**Directive:** The required output is a single number: how many lines of the material contain the string "crash".
▼
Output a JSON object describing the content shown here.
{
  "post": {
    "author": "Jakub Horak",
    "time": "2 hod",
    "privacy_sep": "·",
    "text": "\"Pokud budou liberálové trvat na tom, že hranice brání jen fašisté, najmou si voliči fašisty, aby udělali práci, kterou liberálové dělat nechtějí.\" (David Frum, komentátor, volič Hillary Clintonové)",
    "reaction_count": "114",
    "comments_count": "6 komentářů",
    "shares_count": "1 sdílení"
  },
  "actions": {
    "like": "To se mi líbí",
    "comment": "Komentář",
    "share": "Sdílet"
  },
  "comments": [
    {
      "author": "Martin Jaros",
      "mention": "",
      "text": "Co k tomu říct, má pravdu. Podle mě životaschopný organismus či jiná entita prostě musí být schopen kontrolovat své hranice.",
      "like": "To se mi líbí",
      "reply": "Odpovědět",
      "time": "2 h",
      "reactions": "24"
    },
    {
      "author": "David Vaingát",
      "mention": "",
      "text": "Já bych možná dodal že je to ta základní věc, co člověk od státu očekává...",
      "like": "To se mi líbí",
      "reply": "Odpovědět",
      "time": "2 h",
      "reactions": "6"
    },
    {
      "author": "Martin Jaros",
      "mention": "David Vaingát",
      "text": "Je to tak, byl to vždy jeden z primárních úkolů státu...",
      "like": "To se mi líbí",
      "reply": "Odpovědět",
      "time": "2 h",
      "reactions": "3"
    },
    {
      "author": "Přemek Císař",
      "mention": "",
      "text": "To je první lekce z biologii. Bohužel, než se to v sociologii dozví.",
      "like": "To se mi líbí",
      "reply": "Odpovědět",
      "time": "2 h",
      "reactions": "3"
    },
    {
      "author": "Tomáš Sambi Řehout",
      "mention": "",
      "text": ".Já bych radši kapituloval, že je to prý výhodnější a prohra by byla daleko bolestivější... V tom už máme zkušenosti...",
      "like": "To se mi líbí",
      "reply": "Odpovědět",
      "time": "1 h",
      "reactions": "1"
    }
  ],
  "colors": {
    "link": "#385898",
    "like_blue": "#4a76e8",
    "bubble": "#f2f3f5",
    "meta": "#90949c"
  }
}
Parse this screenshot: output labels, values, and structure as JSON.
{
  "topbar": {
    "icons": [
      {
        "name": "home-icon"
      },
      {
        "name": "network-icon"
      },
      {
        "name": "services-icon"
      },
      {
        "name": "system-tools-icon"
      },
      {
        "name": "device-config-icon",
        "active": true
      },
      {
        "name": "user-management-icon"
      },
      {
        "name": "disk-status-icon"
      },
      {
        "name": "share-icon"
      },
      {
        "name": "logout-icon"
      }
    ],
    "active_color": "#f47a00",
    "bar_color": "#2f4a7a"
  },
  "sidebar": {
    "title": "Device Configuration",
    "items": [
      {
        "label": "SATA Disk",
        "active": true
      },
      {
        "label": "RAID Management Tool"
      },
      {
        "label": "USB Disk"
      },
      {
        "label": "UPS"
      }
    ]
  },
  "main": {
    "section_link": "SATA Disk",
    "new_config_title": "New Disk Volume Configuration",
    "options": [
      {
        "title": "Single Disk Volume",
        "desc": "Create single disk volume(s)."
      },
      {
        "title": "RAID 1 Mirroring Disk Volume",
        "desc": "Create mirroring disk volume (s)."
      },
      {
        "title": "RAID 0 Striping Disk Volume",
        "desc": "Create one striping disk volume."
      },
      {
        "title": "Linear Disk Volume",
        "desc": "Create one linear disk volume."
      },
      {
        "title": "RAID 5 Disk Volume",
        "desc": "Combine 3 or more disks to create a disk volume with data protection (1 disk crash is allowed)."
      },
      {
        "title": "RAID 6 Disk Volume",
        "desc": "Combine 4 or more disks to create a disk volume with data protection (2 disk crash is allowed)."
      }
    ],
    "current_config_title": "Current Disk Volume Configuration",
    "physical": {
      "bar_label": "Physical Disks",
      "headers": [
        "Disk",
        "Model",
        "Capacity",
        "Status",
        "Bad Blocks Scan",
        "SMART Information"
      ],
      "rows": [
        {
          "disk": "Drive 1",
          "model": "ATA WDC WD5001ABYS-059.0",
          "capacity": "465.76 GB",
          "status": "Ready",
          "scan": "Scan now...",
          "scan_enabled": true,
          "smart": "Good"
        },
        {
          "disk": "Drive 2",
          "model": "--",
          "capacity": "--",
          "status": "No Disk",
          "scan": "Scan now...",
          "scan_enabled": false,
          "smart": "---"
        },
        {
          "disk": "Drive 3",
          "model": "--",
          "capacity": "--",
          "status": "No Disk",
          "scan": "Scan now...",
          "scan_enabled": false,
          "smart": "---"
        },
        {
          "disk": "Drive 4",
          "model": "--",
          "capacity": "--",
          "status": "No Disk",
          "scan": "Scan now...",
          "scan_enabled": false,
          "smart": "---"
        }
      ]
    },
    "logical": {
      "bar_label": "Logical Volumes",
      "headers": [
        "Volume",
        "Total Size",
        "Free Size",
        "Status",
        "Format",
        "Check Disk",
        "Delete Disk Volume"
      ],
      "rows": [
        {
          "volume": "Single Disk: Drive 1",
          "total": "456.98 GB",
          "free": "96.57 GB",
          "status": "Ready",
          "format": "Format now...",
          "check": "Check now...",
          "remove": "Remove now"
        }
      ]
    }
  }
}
▲
**Exercise answer:** 2